## Your instructions
For the entries that follow, state how many lines include the word "JSON", giving the number and nothing else.

## Records from a collection of figures
--- start ---

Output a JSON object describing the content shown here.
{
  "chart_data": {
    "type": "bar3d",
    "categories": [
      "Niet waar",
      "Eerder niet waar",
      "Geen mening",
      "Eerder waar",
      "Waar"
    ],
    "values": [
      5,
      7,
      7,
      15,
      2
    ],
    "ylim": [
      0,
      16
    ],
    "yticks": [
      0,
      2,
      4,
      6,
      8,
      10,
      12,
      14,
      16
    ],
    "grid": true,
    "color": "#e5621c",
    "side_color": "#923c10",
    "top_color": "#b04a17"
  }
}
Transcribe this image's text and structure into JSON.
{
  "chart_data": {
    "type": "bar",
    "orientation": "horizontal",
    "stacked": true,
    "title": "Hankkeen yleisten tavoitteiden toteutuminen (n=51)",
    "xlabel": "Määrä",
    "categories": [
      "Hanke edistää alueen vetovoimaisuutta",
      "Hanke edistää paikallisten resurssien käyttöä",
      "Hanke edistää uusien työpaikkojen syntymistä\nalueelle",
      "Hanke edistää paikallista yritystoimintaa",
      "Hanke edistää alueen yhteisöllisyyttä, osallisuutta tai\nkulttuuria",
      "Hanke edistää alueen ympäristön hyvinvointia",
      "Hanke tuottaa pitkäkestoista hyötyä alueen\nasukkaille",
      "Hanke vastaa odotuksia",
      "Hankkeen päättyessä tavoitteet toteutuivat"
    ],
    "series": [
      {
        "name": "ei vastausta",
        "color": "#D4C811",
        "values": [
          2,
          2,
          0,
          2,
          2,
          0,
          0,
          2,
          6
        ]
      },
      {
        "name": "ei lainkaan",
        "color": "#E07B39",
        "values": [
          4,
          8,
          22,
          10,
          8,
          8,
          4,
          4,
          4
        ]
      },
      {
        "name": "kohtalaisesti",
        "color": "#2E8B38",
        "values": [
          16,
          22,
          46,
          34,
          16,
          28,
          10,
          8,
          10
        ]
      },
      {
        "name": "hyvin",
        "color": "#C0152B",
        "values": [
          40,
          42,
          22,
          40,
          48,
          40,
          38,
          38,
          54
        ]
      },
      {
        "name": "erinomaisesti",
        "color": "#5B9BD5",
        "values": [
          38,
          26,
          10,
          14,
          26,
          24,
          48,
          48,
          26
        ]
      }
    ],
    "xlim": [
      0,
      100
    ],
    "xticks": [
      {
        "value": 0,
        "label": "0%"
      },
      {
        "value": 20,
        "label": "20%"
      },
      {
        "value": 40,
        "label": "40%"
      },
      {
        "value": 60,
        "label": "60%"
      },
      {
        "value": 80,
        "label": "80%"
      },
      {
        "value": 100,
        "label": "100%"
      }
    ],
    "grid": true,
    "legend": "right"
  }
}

--- end ---

## Written answer
2